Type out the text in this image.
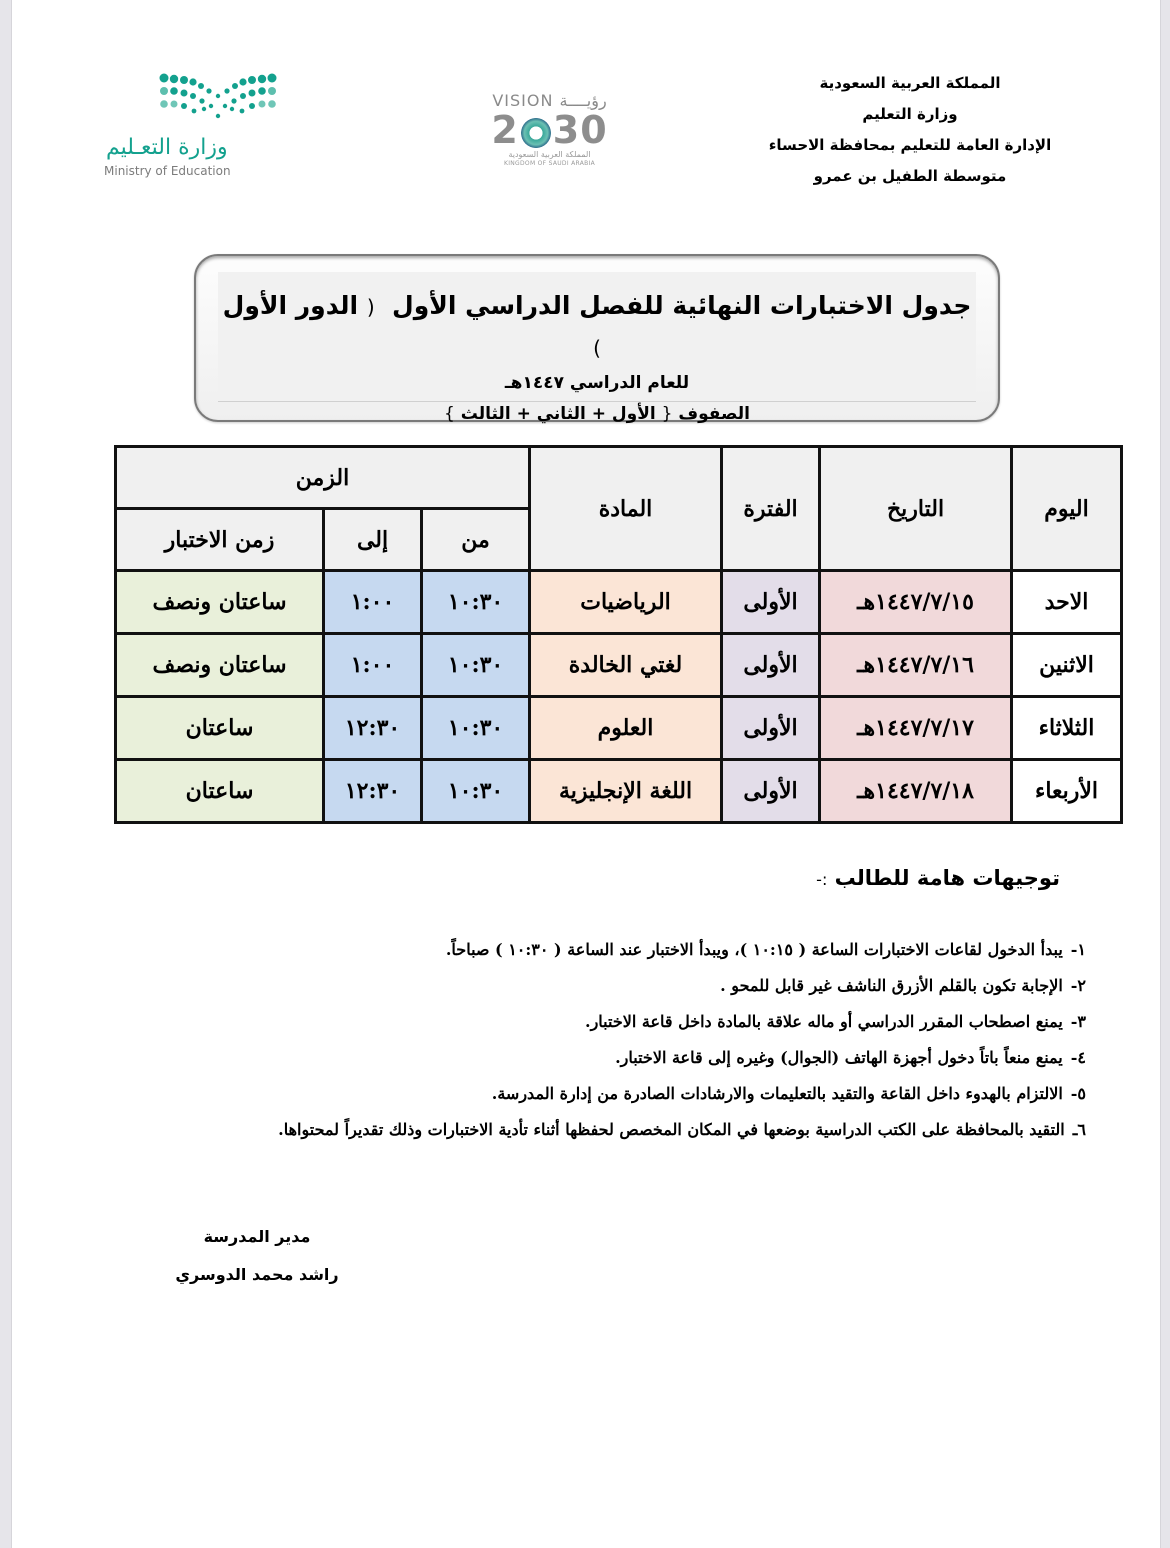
المملكة العربية السعودية
وزارة التعليم
الإدارة العامة للتعليم بمحافظة الاحساء
متوسطة الطفيل بن عمرو
VISION رؤيــــة
2 30
المملكة العربية السعودية
KINGDOM OF SAUDI ARABIA
وزارة التعـليم
Ministry of Education
جدول الاختبارات النهائية للفصل الدراسي الأول  ( الدور الأول )
للعام الدراسي ١٤٤٧هـ
الصفوف { الأول + الثاني + الثالث }
اليوم	التاريخ	الفترة	المادة	الزمن		
				من	إلى	زمن الاختبار
الاحد	١٤٤٧/٧/١٥هـ	الأولى	الرياضيات	١٠:٣٠	١:٠٠	ساعتان ونصف
الاثنين	١٤٤٧/٧/١٦هـ	الأولى	لغتي الخالدة	١٠:٣٠	١:٠٠	ساعتان ونصف
الثلاثاء	١٤٤٧/٧/١٧هـ	الأولى	العلوم	١٠:٣٠	١٢:٣٠	ساعتان
الأربعاء	١٤٤٧/٧/١٨هـ	الأولى	اللغة الإنجليزية	١٠:٣٠	١٢:٣٠	ساعتان
توجيهات هامة للطالب :-
١-يبدأ الدخول لقاعات الاختبارات الساعة ( ١٠:١٥ )، ويبدأ الاختبار عند الساعة ( ١٠:٣٠ ) صباحاً.
٢-الإجابة تكون بالقلم الأزرق الناشف غير قابل للمحو .
٣-يمنع اصطحاب المقرر الدراسي أو ماله علاقة بالمادة داخل قاعة الاختبار.
٤-يمنع منعاً باتاً دخول أجهزة الهاتف (الجوال) وغيره إلى قاعة الاختبار.
٥-الالتزام بالهدوء داخل القاعة والتقيد بالتعليمات والارشادات الصادرة من إدارة المدرسة.
٦ـالتقيد بالمحافظة على الكتب الدراسية بوضعها في المكان المخصص لحفظها أثناء تأدية الاختبارات وذلك تقديراً لمحتواها.
مدير المدرسة
راشد محمد الدوسري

- [WORK TO COMPLETE]:
State how many lines in the entries above include the word "ونصف"; reply with the number alone.

- [PROBLEM SOLUTION]:
2